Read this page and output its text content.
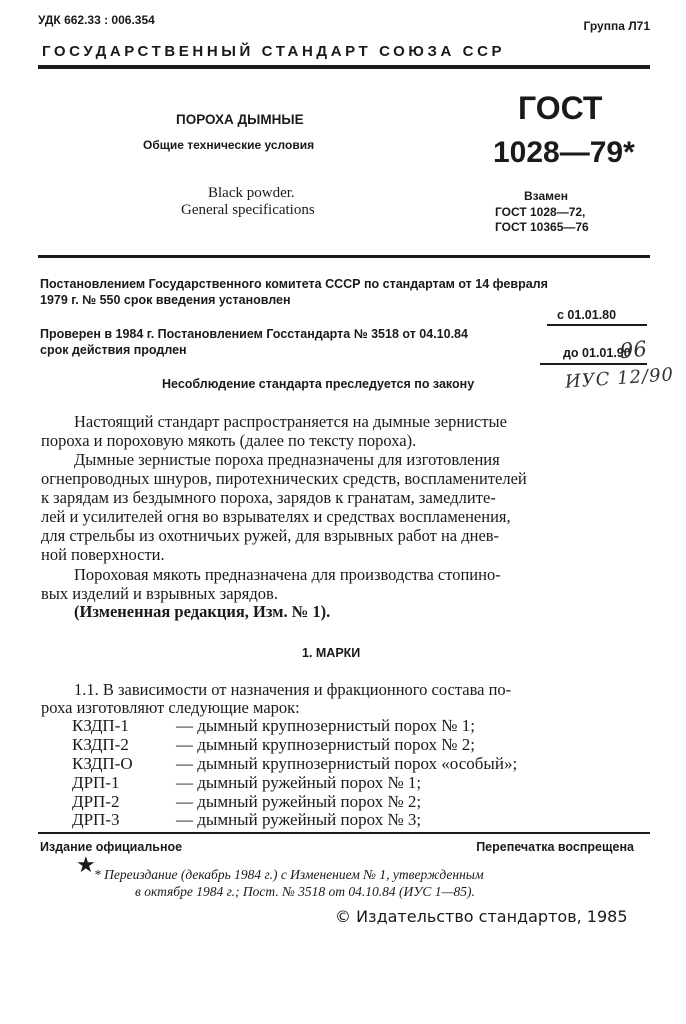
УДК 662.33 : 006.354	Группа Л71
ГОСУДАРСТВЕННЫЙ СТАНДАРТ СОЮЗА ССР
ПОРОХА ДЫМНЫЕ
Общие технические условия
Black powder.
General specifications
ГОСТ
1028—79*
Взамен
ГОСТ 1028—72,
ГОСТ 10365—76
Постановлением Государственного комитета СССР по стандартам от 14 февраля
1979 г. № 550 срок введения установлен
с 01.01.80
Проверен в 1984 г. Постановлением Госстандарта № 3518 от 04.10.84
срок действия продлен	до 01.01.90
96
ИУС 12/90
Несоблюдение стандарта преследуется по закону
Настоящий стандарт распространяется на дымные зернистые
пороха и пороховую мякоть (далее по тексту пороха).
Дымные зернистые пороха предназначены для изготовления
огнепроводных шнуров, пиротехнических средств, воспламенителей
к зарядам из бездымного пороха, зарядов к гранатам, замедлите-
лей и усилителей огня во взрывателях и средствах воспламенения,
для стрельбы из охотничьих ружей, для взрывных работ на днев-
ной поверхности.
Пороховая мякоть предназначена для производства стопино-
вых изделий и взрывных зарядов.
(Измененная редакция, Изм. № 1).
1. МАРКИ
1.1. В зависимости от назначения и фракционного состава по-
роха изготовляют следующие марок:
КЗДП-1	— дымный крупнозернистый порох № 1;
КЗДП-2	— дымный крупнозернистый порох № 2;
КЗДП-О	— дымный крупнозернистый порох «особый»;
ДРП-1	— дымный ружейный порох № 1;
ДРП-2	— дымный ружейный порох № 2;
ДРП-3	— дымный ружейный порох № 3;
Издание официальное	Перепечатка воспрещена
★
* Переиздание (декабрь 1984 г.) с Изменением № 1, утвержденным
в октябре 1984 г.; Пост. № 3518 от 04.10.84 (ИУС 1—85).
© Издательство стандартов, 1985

--

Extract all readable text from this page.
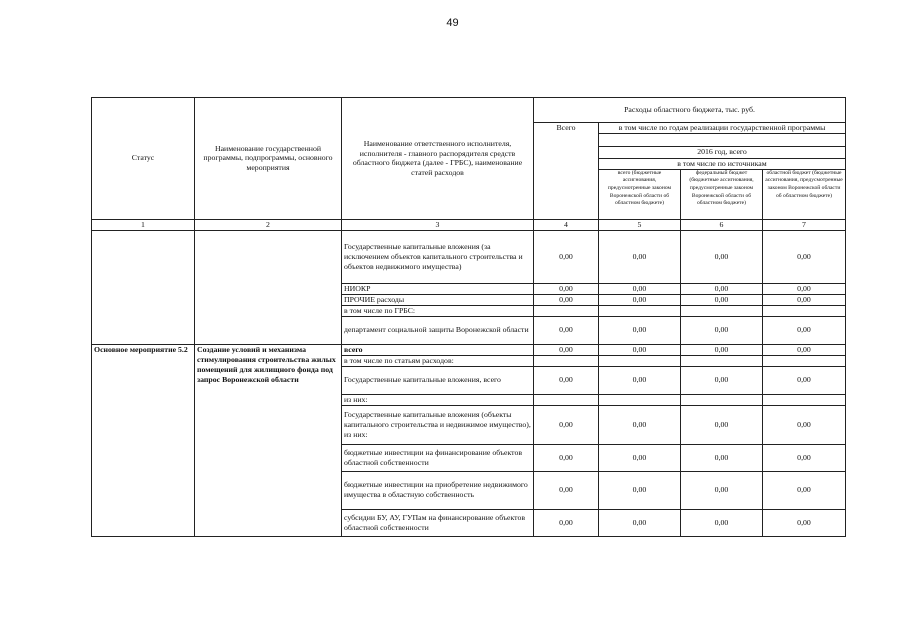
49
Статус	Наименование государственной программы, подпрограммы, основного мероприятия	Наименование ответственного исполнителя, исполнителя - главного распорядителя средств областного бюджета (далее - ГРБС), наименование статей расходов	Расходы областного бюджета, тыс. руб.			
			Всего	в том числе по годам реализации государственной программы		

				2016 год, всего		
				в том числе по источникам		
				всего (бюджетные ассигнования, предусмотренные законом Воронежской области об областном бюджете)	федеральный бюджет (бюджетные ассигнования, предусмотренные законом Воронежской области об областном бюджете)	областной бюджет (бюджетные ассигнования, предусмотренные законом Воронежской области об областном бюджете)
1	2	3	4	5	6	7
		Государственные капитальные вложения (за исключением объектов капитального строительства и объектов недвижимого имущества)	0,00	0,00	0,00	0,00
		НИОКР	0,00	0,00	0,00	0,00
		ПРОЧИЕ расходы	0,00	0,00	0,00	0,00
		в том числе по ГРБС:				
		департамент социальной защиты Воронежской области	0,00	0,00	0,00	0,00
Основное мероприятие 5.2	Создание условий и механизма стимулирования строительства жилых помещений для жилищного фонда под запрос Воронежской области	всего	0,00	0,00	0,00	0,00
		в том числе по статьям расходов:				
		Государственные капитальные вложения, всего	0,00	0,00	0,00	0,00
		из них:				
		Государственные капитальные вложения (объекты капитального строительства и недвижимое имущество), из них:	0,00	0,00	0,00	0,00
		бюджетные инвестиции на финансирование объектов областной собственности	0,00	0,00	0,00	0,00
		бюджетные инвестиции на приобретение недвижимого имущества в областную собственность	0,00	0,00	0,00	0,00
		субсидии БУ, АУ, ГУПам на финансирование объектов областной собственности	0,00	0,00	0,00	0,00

* * *

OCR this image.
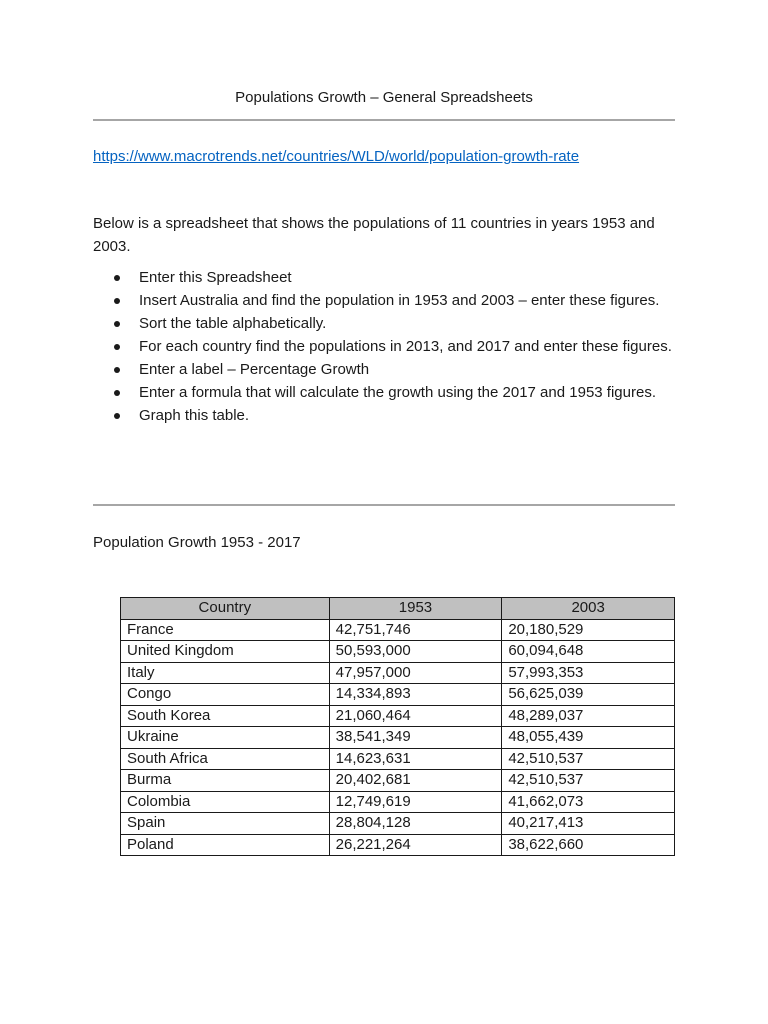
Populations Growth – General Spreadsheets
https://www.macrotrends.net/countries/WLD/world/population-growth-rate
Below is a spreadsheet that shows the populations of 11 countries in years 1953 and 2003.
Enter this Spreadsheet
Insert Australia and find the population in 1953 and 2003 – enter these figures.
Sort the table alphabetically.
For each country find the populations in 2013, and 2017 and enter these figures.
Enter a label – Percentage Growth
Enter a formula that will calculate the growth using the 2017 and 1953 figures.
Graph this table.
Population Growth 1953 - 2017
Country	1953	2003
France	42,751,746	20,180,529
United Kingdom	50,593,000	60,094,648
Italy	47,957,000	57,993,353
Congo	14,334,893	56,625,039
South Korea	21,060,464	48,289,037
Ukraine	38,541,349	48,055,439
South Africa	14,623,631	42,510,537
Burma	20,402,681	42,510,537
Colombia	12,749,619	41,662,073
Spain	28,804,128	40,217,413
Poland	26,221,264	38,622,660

OBJECTIVE: Which lines hold the string "КЗДП"? Copy all of them from the data above.

FULL OUTPUT:
КЗДП-1	— дымный крупнозернистый порох № 1;
КЗДП-2	— дымный крупнозернистый порох № 2;
КЗДП-О	— дымный крупнозернистый порох «особый»;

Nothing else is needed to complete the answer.